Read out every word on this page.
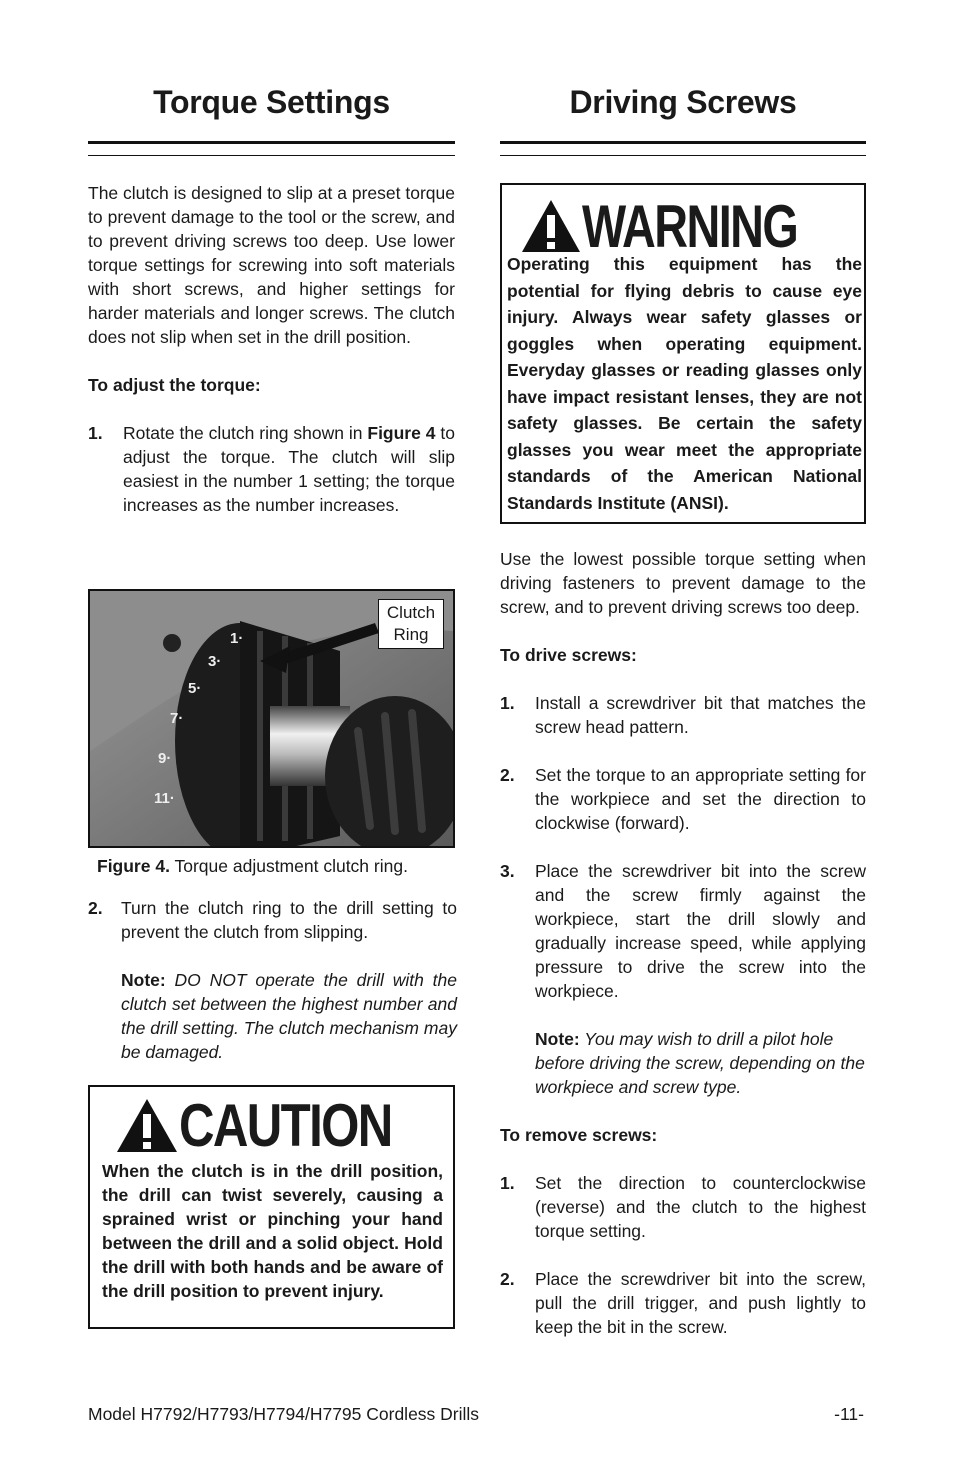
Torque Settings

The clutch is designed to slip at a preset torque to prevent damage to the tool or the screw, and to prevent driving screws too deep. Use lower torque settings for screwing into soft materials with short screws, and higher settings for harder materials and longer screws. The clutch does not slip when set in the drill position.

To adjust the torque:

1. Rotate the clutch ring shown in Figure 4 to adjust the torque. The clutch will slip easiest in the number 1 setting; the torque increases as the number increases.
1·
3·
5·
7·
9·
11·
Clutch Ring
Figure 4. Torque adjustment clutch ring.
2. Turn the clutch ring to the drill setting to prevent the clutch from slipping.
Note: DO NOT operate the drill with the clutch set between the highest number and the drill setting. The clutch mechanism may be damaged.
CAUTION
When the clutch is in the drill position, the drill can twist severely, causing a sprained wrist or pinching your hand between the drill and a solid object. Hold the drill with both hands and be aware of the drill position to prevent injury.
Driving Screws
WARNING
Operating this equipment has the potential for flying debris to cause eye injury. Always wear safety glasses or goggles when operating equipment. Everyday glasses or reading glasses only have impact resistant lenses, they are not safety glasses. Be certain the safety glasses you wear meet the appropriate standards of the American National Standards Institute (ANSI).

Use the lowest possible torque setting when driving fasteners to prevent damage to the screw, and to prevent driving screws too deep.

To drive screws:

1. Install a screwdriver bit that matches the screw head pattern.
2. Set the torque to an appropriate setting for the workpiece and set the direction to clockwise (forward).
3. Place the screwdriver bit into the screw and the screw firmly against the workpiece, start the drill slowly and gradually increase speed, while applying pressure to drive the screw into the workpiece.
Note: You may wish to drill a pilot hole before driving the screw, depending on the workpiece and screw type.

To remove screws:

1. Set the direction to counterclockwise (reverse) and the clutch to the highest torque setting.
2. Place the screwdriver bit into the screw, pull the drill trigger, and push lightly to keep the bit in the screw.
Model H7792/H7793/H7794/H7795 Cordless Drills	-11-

...

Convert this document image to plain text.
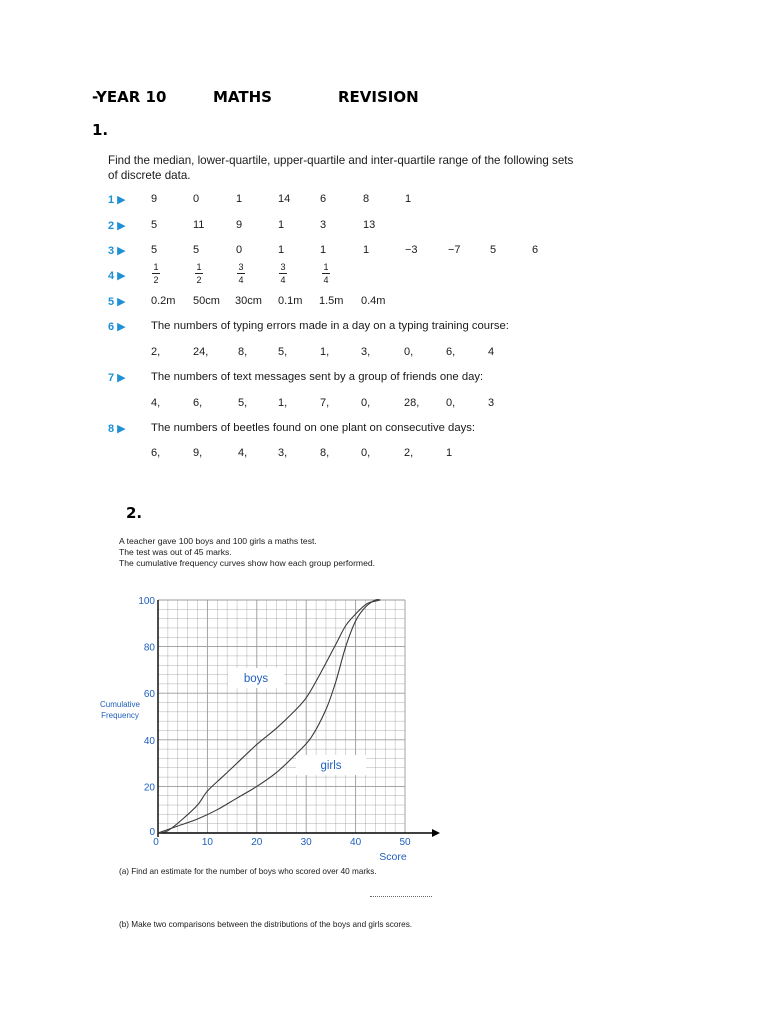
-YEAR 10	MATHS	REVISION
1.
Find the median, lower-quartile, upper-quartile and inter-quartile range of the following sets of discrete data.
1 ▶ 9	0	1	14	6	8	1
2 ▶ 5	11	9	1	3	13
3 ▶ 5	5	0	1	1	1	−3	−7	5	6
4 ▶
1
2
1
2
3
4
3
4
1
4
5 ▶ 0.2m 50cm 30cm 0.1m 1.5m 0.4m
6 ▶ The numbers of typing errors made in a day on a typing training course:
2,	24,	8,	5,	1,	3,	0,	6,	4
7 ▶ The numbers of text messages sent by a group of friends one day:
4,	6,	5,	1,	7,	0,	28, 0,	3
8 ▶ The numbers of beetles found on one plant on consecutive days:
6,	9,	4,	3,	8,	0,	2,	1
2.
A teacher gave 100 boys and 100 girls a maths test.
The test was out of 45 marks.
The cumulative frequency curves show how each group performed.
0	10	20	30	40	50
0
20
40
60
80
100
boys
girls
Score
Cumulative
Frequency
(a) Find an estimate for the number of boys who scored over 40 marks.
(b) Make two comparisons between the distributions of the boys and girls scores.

> Exercise objective
Check each line of the data above for the string "Figure", then report how many lines have it, with no other words.

> Answer in full
2